[Stored records]
---+---
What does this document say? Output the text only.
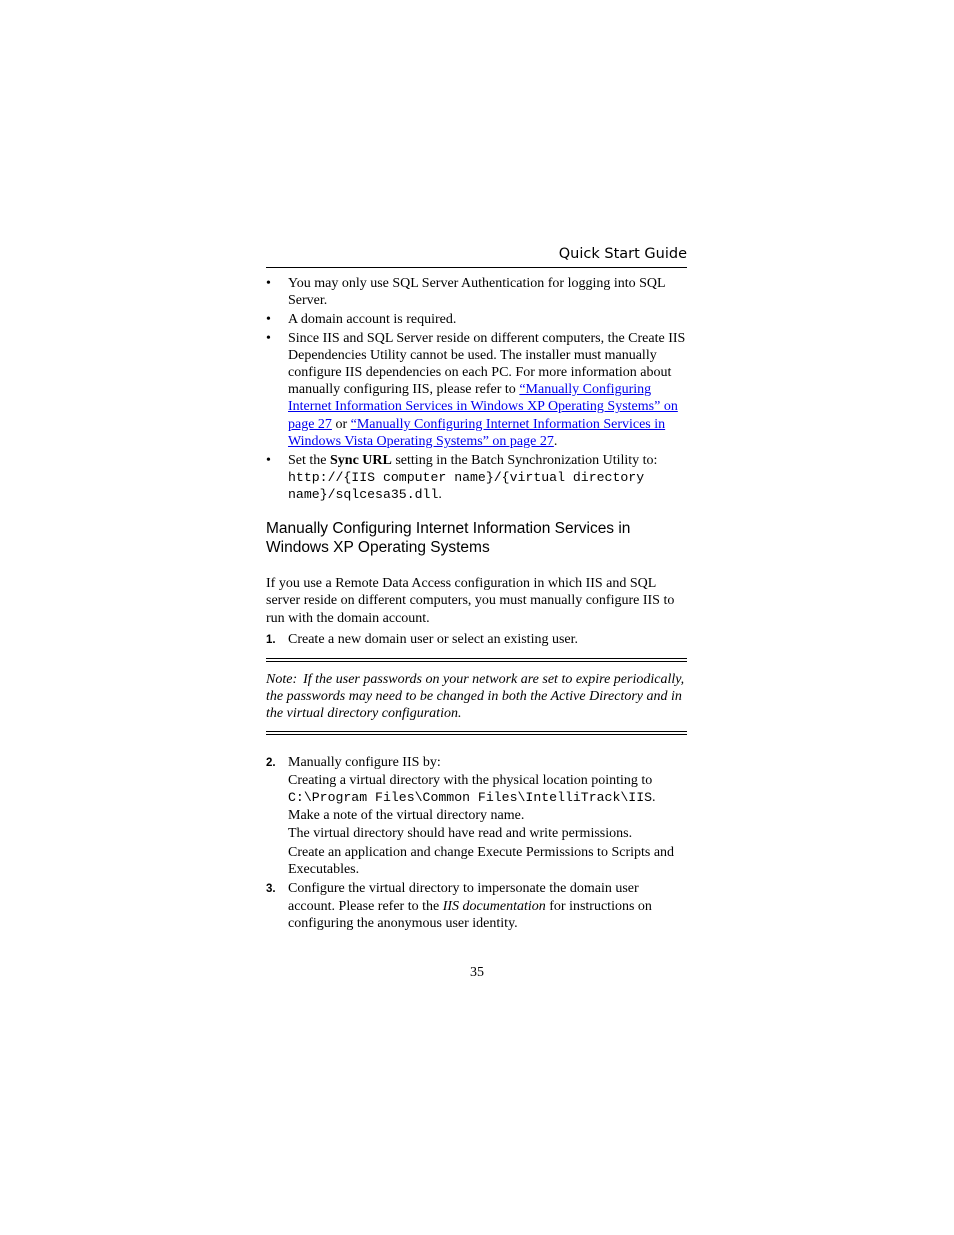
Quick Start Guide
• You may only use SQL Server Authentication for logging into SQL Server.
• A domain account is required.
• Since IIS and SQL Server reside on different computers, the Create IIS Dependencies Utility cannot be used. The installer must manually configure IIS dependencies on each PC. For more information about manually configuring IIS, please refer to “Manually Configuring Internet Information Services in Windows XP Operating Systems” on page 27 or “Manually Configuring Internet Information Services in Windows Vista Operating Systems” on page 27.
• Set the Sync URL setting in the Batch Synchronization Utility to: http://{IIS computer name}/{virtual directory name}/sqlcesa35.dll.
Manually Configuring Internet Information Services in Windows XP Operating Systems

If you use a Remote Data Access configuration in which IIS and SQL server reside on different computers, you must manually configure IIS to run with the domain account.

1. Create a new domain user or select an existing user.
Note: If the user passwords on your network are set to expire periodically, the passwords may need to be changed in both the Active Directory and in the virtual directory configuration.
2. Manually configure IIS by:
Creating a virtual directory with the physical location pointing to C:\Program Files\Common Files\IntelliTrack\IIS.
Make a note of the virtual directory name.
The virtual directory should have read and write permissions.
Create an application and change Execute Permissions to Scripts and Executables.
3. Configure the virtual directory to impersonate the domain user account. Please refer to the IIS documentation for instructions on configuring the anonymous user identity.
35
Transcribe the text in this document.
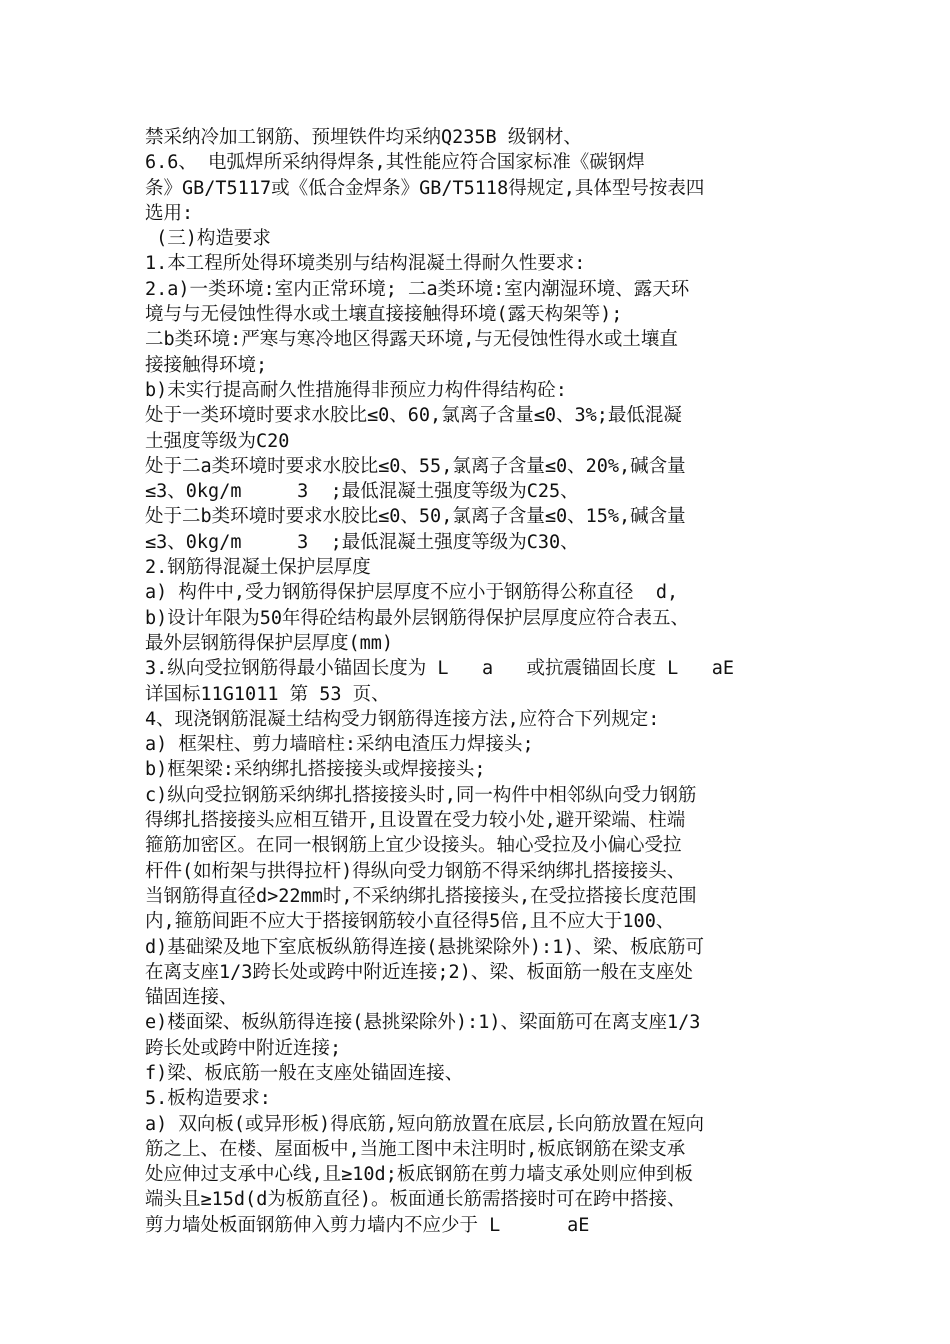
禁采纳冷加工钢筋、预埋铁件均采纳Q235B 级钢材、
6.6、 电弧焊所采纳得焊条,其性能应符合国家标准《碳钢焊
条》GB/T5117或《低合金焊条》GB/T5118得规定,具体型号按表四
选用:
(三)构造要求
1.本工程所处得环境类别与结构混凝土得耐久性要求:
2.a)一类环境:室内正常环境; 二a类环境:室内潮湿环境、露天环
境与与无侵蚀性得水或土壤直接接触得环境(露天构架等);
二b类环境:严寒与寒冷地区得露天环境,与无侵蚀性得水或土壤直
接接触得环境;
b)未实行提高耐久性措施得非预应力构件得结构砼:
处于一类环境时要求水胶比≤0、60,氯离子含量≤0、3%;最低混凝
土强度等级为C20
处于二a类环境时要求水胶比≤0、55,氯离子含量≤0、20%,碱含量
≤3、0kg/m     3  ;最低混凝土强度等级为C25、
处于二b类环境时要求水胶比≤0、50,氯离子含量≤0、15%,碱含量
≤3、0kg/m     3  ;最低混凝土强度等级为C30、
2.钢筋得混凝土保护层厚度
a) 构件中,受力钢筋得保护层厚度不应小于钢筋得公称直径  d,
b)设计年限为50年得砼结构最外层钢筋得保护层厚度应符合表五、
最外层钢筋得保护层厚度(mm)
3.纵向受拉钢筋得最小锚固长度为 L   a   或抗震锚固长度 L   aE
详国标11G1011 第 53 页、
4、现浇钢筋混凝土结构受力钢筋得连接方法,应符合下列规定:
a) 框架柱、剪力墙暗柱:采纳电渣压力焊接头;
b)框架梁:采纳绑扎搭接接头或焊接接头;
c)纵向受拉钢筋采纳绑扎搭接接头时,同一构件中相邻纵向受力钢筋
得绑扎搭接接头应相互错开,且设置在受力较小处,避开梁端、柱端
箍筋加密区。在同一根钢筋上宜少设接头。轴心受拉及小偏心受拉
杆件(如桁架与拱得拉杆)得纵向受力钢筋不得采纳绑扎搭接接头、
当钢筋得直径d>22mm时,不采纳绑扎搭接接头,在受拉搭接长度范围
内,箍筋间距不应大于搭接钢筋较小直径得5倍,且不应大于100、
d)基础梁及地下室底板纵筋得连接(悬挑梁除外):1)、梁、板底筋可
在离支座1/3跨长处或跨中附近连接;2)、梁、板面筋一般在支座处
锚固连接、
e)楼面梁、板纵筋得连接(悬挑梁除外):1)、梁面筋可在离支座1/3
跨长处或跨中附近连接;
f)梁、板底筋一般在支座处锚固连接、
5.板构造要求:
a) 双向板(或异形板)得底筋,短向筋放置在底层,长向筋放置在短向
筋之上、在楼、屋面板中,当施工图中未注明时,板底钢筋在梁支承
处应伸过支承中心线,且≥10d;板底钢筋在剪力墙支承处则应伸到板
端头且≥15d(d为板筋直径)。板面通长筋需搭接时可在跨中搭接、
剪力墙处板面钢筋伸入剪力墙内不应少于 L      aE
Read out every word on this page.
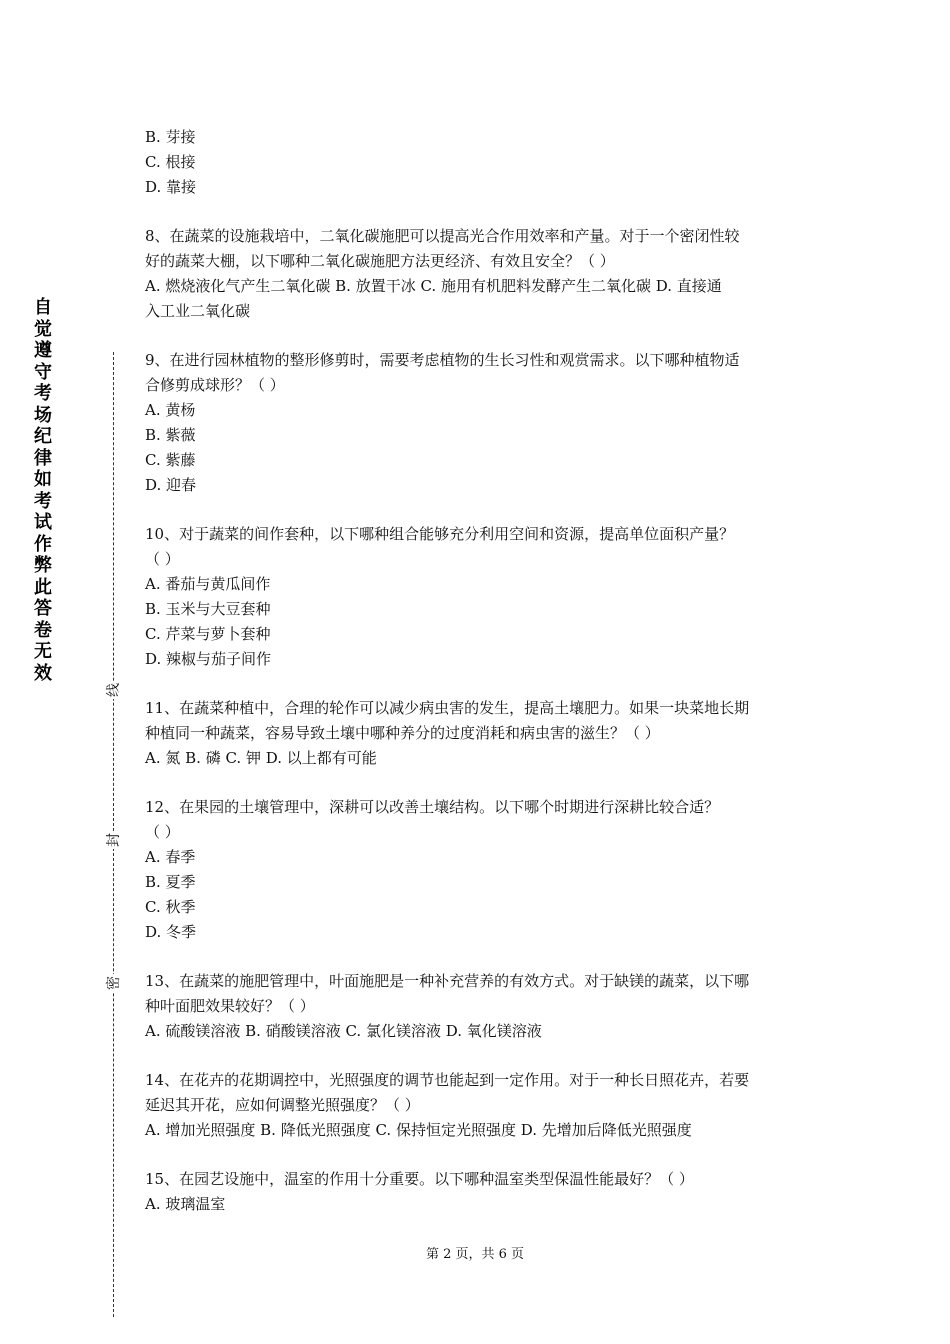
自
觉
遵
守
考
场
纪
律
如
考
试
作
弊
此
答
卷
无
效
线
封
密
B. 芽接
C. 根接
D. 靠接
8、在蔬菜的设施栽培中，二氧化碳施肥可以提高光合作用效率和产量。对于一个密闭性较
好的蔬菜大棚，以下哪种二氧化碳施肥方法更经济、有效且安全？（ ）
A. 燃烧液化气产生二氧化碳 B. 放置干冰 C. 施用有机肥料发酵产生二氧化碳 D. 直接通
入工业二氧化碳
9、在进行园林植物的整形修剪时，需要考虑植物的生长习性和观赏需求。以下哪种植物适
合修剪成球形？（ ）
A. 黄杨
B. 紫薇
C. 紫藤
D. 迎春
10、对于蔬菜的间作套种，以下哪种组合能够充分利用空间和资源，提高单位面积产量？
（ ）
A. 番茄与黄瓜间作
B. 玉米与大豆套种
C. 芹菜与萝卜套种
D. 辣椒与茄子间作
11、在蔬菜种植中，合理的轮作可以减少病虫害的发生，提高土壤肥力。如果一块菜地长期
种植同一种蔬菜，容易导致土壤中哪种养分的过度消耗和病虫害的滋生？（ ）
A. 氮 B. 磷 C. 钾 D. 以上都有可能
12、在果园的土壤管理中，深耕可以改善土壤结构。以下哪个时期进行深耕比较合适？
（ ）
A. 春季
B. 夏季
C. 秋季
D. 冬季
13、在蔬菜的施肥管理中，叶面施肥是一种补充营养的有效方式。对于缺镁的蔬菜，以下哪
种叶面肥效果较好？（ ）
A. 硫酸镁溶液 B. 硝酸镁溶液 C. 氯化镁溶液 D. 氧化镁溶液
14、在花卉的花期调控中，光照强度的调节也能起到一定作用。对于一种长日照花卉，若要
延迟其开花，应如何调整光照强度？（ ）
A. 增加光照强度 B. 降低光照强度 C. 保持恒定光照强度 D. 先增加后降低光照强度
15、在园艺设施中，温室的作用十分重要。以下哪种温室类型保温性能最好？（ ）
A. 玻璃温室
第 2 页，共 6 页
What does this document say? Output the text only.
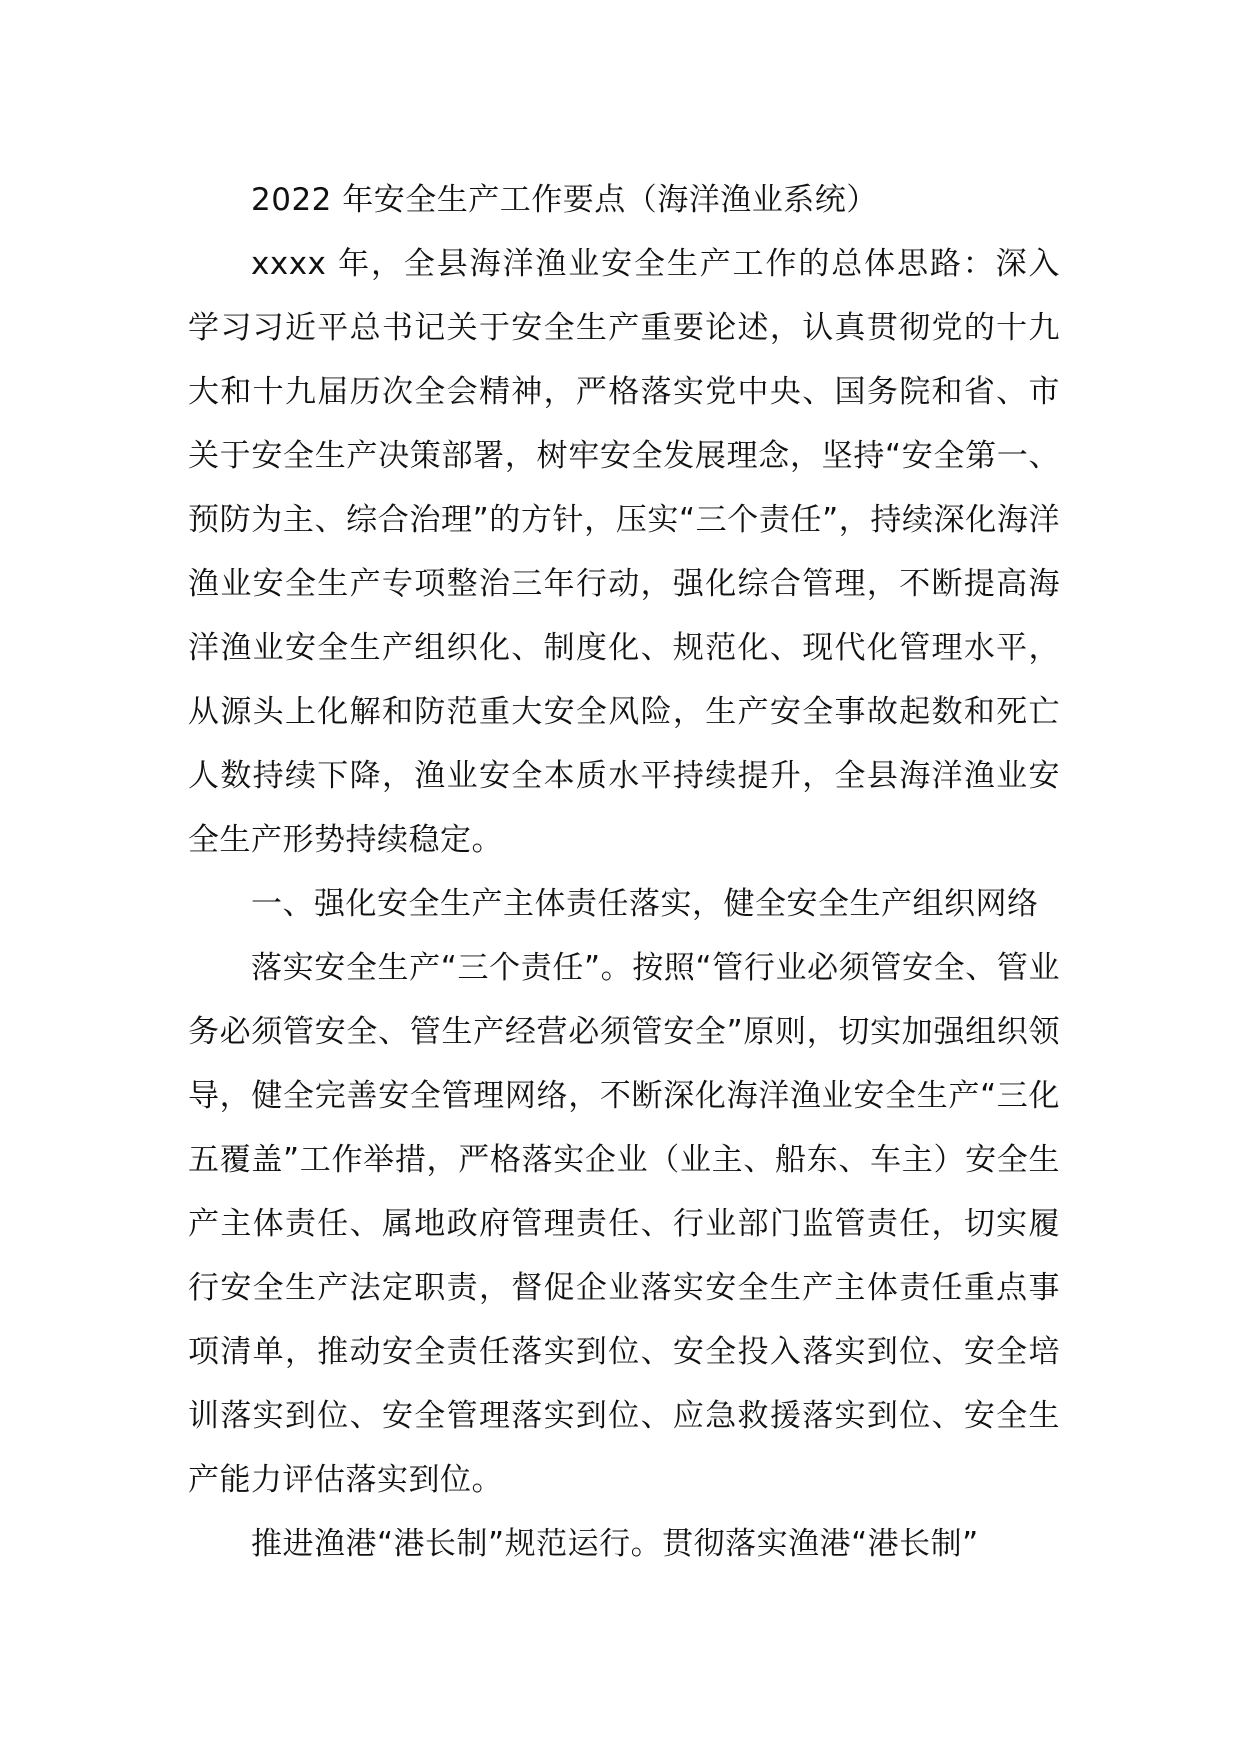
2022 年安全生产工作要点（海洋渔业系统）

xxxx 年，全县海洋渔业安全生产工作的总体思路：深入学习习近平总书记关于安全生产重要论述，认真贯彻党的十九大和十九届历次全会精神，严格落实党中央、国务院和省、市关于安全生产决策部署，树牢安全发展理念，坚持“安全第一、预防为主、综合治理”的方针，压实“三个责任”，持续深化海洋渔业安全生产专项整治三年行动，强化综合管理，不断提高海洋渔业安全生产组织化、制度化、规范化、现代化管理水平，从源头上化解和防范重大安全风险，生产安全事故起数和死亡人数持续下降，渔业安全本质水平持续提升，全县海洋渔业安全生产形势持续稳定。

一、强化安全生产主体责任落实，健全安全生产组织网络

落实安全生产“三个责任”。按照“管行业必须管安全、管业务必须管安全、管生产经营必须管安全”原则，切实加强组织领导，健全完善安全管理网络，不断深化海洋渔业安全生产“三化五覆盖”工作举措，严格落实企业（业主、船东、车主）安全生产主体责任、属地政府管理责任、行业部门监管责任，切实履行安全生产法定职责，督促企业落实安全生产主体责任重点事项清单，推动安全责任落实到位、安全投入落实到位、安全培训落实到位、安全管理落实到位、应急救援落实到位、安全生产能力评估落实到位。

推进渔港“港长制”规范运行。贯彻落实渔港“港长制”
---+---
◆ WHAT TO DO
Copy out the lines in which the string "Internet" appears.

◆ WRITTEN ANSWER
• Since IIS and SQL Server reside on different computers, the Create IIS Dependencies Utility cannot be used. The installer must manually configure IIS dependencies on each PC. For more information about manually configuring IIS, please refer to “Manually Configuring Internet Information Services in Windows XP Operating Systems” on page 27 or “Manually Configuring Internet Information Services in Windows Vista Operating Systems” on page 27.
Manually Configuring Internet Information Services in Windows XP Operating Systems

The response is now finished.